(GIVEN TASK) Pictures should be excluded; otherwise, copy every entry exactly.

(INFORMATION PROVIDED)

******

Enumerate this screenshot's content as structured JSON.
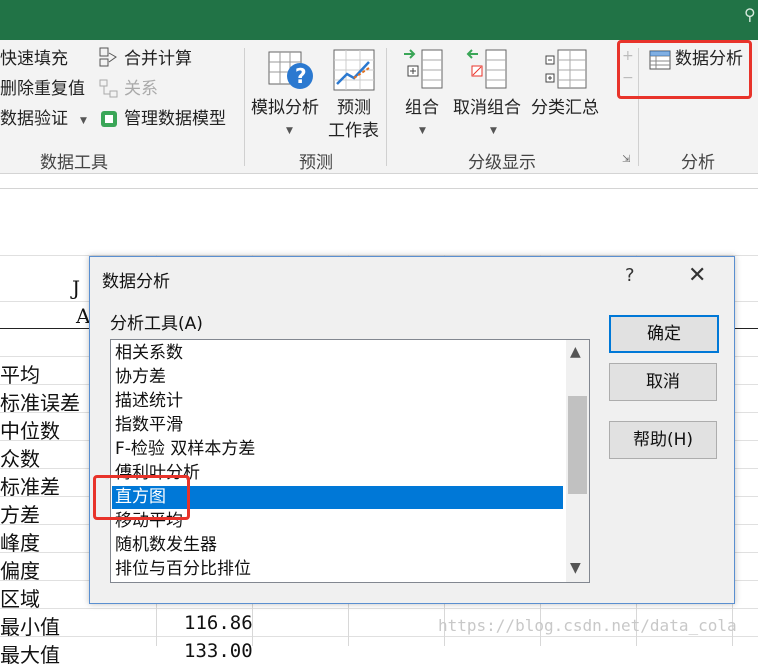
{
  "ribbon": {
    "data_tools": {
      "flash_fill": "快速填充",
      "remove_duplicates": "删除重复值",
      "data_validation": "数据验证",
      "consolidate": "合并计算",
      "relationships": "关系",
      "manage_data_model": "管理数据模型",
      "group_label": "数据工具"
    },
    "forecast": {
      "what_if": "模拟分析",
      "forecast_sheet_line1": "预测",
      "forecast_sheet_line2": "工作表",
      "group_label": "预测"
    },
    "outline": {
      "group": "组合",
      "ungroup": "取消组合",
      "subtotal": "分类汇总",
      "group_label": "分级显示"
    },
    "analysis": {
      "data_analysis": "数据分析",
      "group_label": "分析"
    }
  },
  "sheet": {
    "col_head_top": "J",
    "col_head_sub": "A",
    "row_labels": [
      "平均",
      "标准误差",
      "中位数",
      "众数",
      "标准差",
      "方差",
      "峰度",
      "偏度",
      "区域",
      "最小值",
      "最大值"
    ],
    "min_value": "116.86",
    "max_value_partial": "133.00",
    "watermark": "https://blog.csdn.net/data_cola"
  },
  "dialog": {
    "title": "数据分析",
    "help_glyph": "?",
    "close_glyph": "✕",
    "tools_label": "分析工具(A)",
    "items": [
      "相关系数",
      "协方差",
      "描述统计",
      "指数平滑",
      "F-检验 双样本方差",
      "傅利叶分析",
      "直方图",
      "移动平均",
      "随机数发生器",
      "排位与百分比排位"
    ],
    "selected_index": 6,
    "ok_label": "确定",
    "cancel_label": "取消",
    "help_label": "帮助(H)"
  },
  "colors": {
    "title_strip": "#217346",
    "selection": "#0078d7",
    "highlight": "#e8332a"
  }
}
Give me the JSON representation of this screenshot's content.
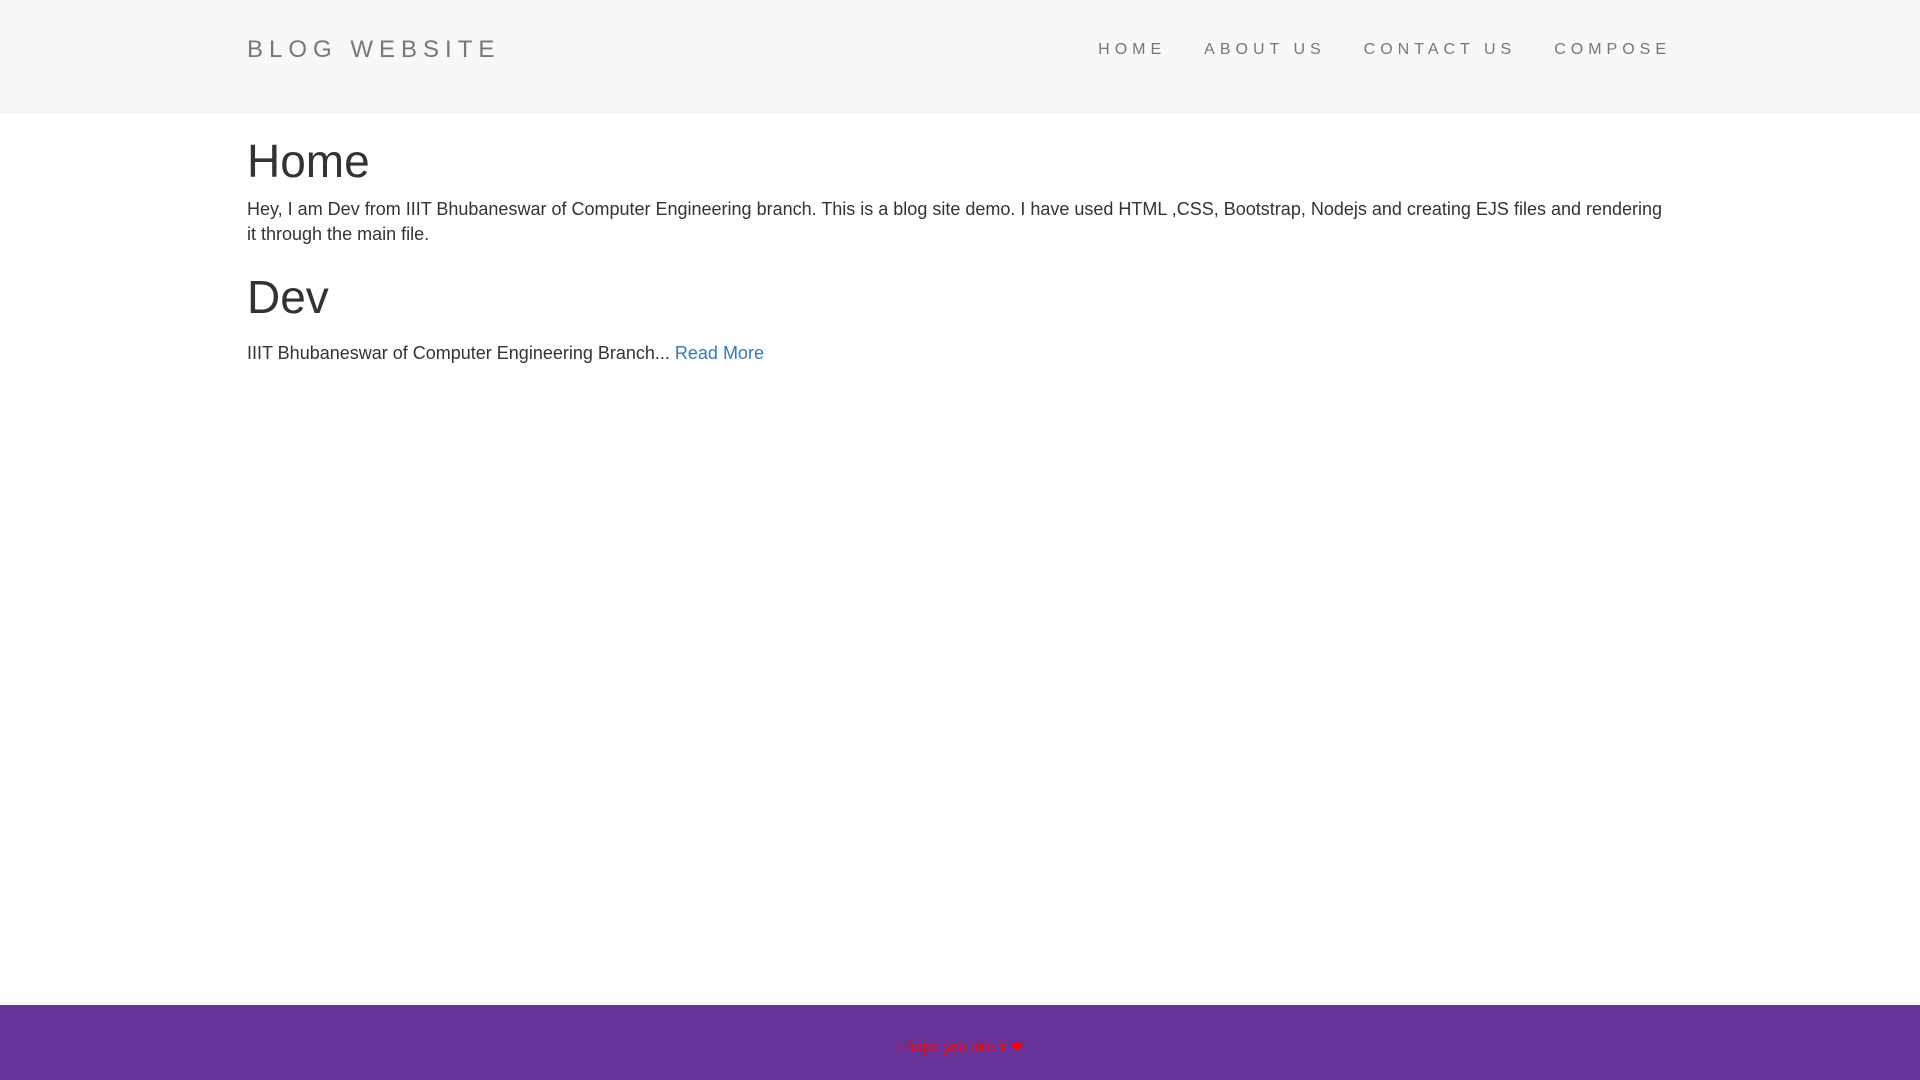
{
  "navbar": {
    "brand": "BLOG WEBSITE",
    "links": [
      "HOME",
      "ABOUT US",
      "CONTACT US",
      "COMPOSE"
    ]
  },
  "home": {
    "title": "Home",
    "intro": "Hey, I am Dev from IIIT Bhubaneswar of Computer Engineering branch. This is a blog site demo. I have used HTML ,CSS, Bootstrap, Nodejs and creating EJS files and rendering it through the main file."
  },
  "posts": [
    {
      "title": "Dev",
      "excerpt": "IIIT Bhubaneswar of Computer Engineering Branch... ",
      "read_more": "Read More"
    }
  ],
  "footer": {
    "text": "I hope you like it ",
    "heart_icon": "heart-icon"
  },
  "colors": {
    "navbar_bg": "#f8f8f8",
    "footer_bg": "#663399",
    "footer_text": "#ff0000",
    "link": "#337ab7"
  }
}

******

(SOLUTION BELOW)
Enumerate this screenshot's content as structured JSON.
{
  "ribbon": {
    "data_tools": {
      "flash_fill": "快速填充",
      "remove_duplicates": "删除重复值",
      "data_validation": "数据验证",
      "consolidate": "合并计算",
      "relationships": "关系",
      "manage_data_model": "管理数据模型",
      "group_label": "数据工具"
    },
    "forecast": {
      "what_if": "模拟分析",
      "forecast_sheet_line1": "预测",
      "forecast_sheet_line2": "工作表",
      "group_label": "预测"
    },
    "outline": {
      "group": "组合",
      "ungroup": "取消组合",
      "subtotal": "分类汇总",
      "group_label": "分级显示"
    },
    "analysis": {
      "data_analysis": "数据分析",
      "group_label": "分析"
    }
  },
  "sheet": {
    "col_head_top": "J",
    "col_head_sub": "A",
    "row_labels": [
      "平均",
      "标准误差",
      "中位数",
      "众数",
      "标准差",
      "方差",
      "峰度",
      "偏度",
      "区域",
      "最小值",
      "最大值"
    ],
    "min_value": "116.86",
    "max_value_partial": "133.00",
    "watermark": "https://blog.csdn.net/data_cola"
  },
  "dialog": {
    "title": "数据分析",
    "help_glyph": "?",
    "close_glyph": "✕",
    "tools_label": "分析工具(A)",
    "items": [
      "相关系数",
      "协方差",
      "描述统计",
      "指数平滑",
      "F-检验 双样本方差",
      "傅利叶分析",
      "直方图",
      "移动平均",
      "随机数发生器",
      "排位与百分比排位"
    ],
    "selected_index": 6,
    "ok_label": "确定",
    "cancel_label": "取消",
    "help_label": "帮助(H)"
  },
  "colors": {
    "title_strip": "#217346",
    "selection": "#0078d7",
    "highlight": "#e8332a"
  }
}
Give me the JSON representation of this screenshot's content.
{
  "navbar": {
    "brand": "BLOG WEBSITE",
    "links": [
      "HOME",
      "ABOUT US",
      "CONTACT US",
      "COMPOSE"
    ]
  },
  "home": {
    "title": "Home",
    "intro": "Hey, I am Dev from IIIT Bhubaneswar of Computer Engineering branch. This is a blog site demo. I have used HTML ,CSS, Bootstrap, Nodejs and creating EJS files and rendering it through the main file."
  },
  "posts": [
    {
      "title": "Dev",
      "excerpt": "IIIT Bhubaneswar of Computer Engineering Branch... ",
      "read_more": "Read More"
    }
  ],
  "footer": {
    "text": "I hope you like it ",
    "heart_icon": "heart-icon"
  },
  "colors": {
    "navbar_bg": "#f8f8f8",
    "footer_bg": "#663399",
    "footer_text": "#ff0000",
    "link": "#337ab7"
  }
}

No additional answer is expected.